• Records from a dataset:
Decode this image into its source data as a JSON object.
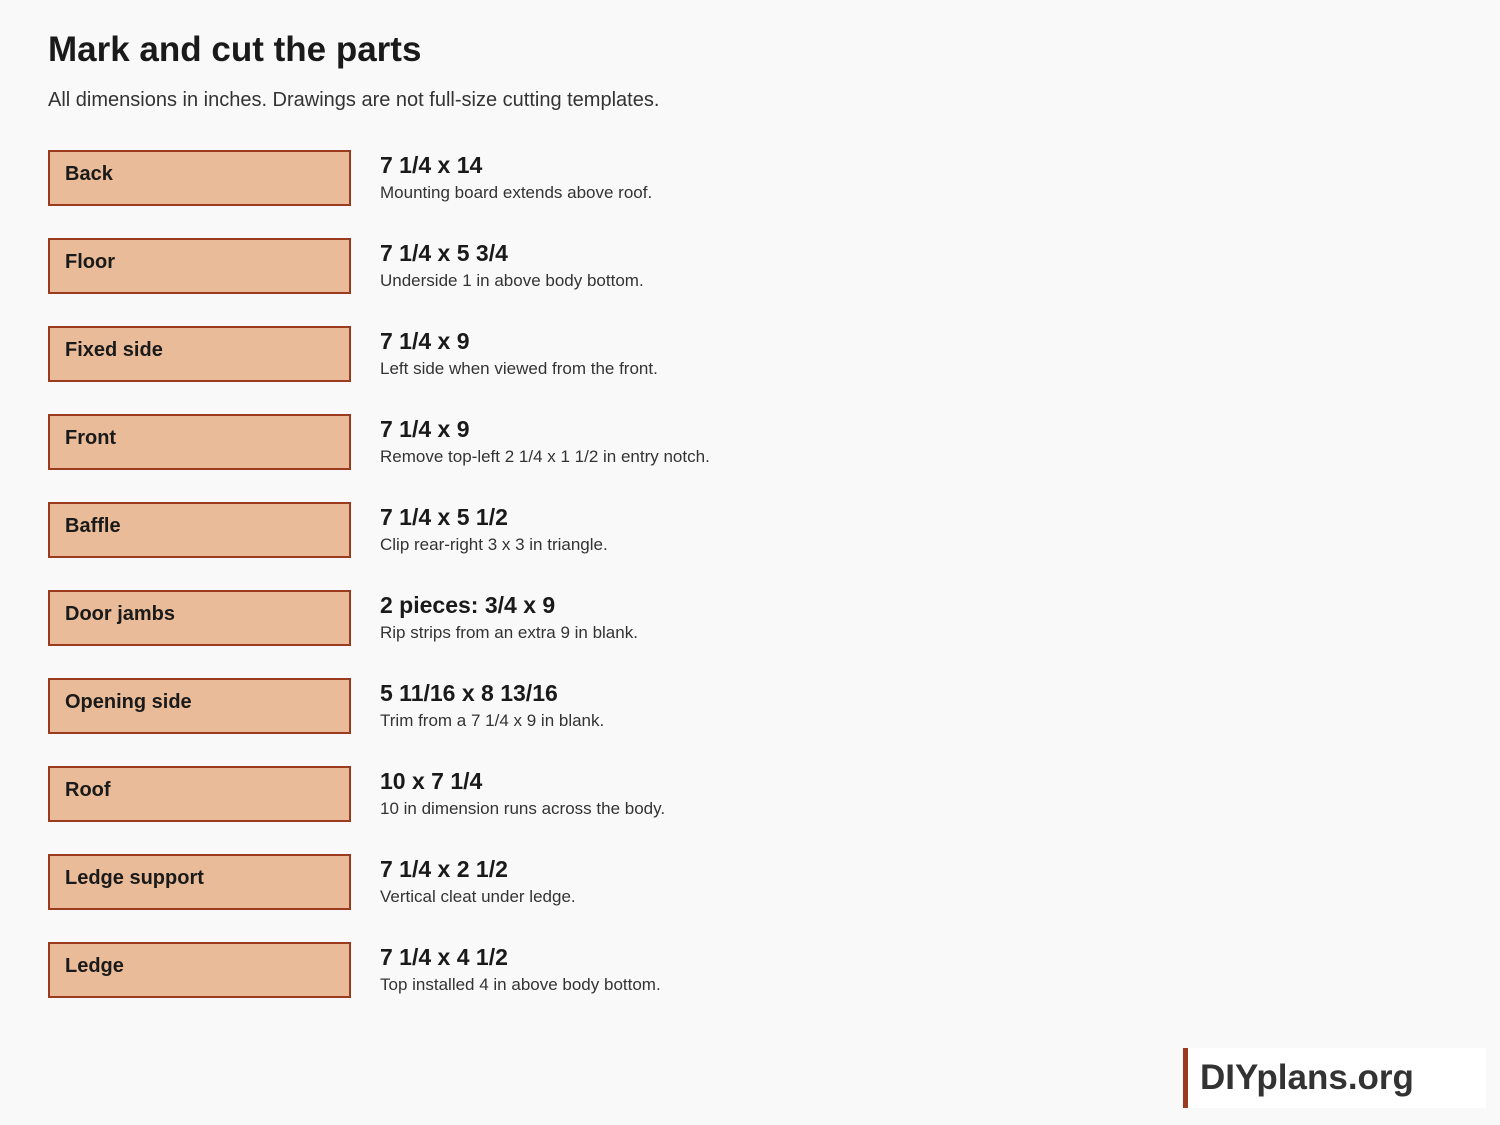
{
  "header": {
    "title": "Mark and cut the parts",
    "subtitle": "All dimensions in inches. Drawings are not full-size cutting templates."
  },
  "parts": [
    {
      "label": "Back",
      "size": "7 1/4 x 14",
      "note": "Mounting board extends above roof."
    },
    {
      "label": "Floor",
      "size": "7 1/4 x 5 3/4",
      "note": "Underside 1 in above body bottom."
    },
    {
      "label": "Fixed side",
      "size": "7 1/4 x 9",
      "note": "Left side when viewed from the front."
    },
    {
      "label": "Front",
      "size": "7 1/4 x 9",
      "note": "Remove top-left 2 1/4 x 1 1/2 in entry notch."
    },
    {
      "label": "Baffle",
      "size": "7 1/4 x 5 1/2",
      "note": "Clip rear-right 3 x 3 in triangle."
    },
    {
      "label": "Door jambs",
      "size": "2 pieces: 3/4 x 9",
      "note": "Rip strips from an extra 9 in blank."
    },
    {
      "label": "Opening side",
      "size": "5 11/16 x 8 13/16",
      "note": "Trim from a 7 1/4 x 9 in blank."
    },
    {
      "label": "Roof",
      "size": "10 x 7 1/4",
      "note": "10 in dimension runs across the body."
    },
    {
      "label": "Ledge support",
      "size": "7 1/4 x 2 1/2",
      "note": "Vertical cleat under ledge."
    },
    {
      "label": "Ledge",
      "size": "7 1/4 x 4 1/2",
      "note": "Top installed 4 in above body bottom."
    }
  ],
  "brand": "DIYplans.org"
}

• What the task asks:
Your copy should repeat each entry above exactly but contain no pictures.

• Solution to this problem:
Decode this image into its source data as a JSON object.
{
  "header": {
    "title": "Mark and cut the parts",
    "subtitle": "All dimensions in inches. Drawings are not full-size cutting templates."
  },
  "parts": [
    {
      "label": "Back",
      "size": "7 1/4 x 14",
      "note": "Mounting board extends above roof."
    },
    {
      "label": "Floor",
      "size": "7 1/4 x 5 3/4",
      "note": "Underside 1 in above body bottom."
    },
    {
      "label": "Fixed side",
      "size": "7 1/4 x 9",
      "note": "Left side when viewed from the front."
    },
    {
      "label": "Front",
      "size": "7 1/4 x 9",
      "note": "Remove top-left 2 1/4 x 1 1/2 in entry notch."
    },
    {
      "label": "Baffle",
      "size": "7 1/4 x 5 1/2",
      "note": "Clip rear-right 3 x 3 in triangle."
    },
    {
      "label": "Door jambs",
      "size": "2 pieces: 3/4 x 9",
      "note": "Rip strips from an extra 9 in blank."
    },
    {
      "label": "Opening side",
      "size": "5 11/16 x 8 13/16",
      "note": "Trim from a 7 1/4 x 9 in blank."
    },
    {
      "label": "Roof",
      "size": "10 x 7 1/4",
      "note": "10 in dimension runs across the body."
    },
    {
      "label": "Ledge support",
      "size": "7 1/4 x 2 1/2",
      "note": "Vertical cleat under ledge."
    },
    {
      "label": "Ledge",
      "size": "7 1/4 x 4 1/2",
      "note": "Top installed 4 in above body bottom."
    }
  ],
  "brand": "DIYplans.org"
}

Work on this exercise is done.